Очень важным мне представляется первое появление Бориса Годунова. Он предстает перед читателем в момент искренней молитвы. Обращение Бориса к Патриарху и боярам, пришедшим звать его на царство: "Обнажена моя душа пред вами...", и последующий призыв к усопшему царю Феодору:
О праведник! о мой отец державный!
Воззри с небес на слезы верных слуг
И ниспошли тому, кого любил ты,
Кого ты здесь столь дивно возвеличил,
Священное на власть благословенье:
Да правлю я во славе свой народ,
Да буду благ и праведен, как ты.
В словах молитвы Годунова невозможно усмотреть и тени фальши. Он верен памяти усопшего царя, любит свой народ, и, конечно, желает ему лишь блага. Борис верит в Бога. И к нему он тоже обращается с открытым сердцем. Годунов верит в свои силы, в свою богоизбранность, в возможность долгого и счастливого царствования.
И что же может ему помешать? По словам Николая Карамзина (а ведь именно "История государства Российского", столь блестящий труд, вдохновили Пушкина на создания драмы): "Если бы Борис родился на престоле, то заслужил бы имя одного из лучших венценосцев в мире; но рожденный подданным, с необузданною страстью к господству, не мог одолеть искушений там, где зло казалось для него выгодою - и проклятие веков заглушает в истории добрую славу Борисову".

## Фрагменты материалов
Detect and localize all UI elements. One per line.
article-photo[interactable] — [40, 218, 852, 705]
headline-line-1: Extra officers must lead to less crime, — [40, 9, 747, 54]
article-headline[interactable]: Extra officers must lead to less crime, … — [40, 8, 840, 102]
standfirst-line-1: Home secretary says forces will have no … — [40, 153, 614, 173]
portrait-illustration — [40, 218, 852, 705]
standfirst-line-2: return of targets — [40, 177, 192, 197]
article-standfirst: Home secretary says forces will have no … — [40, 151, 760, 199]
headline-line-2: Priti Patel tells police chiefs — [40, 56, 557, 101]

## Задания
A: Ответьте по тексту о Борисе Годунове:
(i) В какой момент Борис впервые предстает перед читателем?
(ii) К какому усопшему царю обращается Борис в молитве?
(iii) Какой труд, по тексту, вдохновил Пушкина на создание драмы?
B: Повторите дословно отрывок из текста о Борисе Годунове от слов «Очень важным мне» до слов «мой отец державный!».
C: Продолжите текст о Борисе Годунове, начав сразу после его последнего предложения.

## Ответы к заданиям
A:
(i) В момент искренней молитвы.
(ii) К царю Феодору.
(iii) «История государства Российского» Николая Карамзина.

B:
Очень важным мне представляется первое появление Бориса Годунова. Он предстает перед читателем в момент искренней молитвы. Обращение Бориса к Патриарху и боярам, пришедшим звать его на царство: "Обнажена моя душа пред вами...", и последующий призыв к усопшему царю Феодору:
О праведник! о мой отец державный!

C:
И сам Годунов осознает всю глубину падения. Перечисляя все многочисленные благодеяния, которыми он успел наградить свой народ за 5 лет царствования, Борис в тоске восклицает:
Напрасно мне кудесники сулят
Дни долгие, дни власти безмятежной -
Ни власть, ни жизнь меня не веселят;
Предчувствую небесный гром и горе.
Борис - убийца. По его преступному приказу зарезали царевича Димитрия в Угличе. В погоне за троном, Годунов надеялся "перешагнуть" через "кровь невинного младенца", но христианская душа не дает ему покоя:
Ах! чувствую: ничто не может нас
Среди мирских печалей успокоить;
Ничто, ничто...едина разве совесть.
+ + +
Но если в ней единое пятно,
Единое, случайно завелося,
Тогда - беда! Как язвой моровой
Душа сгорит...
И все-таки Пушкин сострадает своему герою. "Как же, - воскликните вы, - это возможно?" Ведь самый гармоничный, абсолютно положительный образ трагедии - Пимен - является его ярым хулителем. Он впрямую обвиняет Бориса, говоря:
О страшное, невиданное горе!
Прогневали мы Бога, согрешили:
Владыкою себе цареубийцу
Мы нарекли.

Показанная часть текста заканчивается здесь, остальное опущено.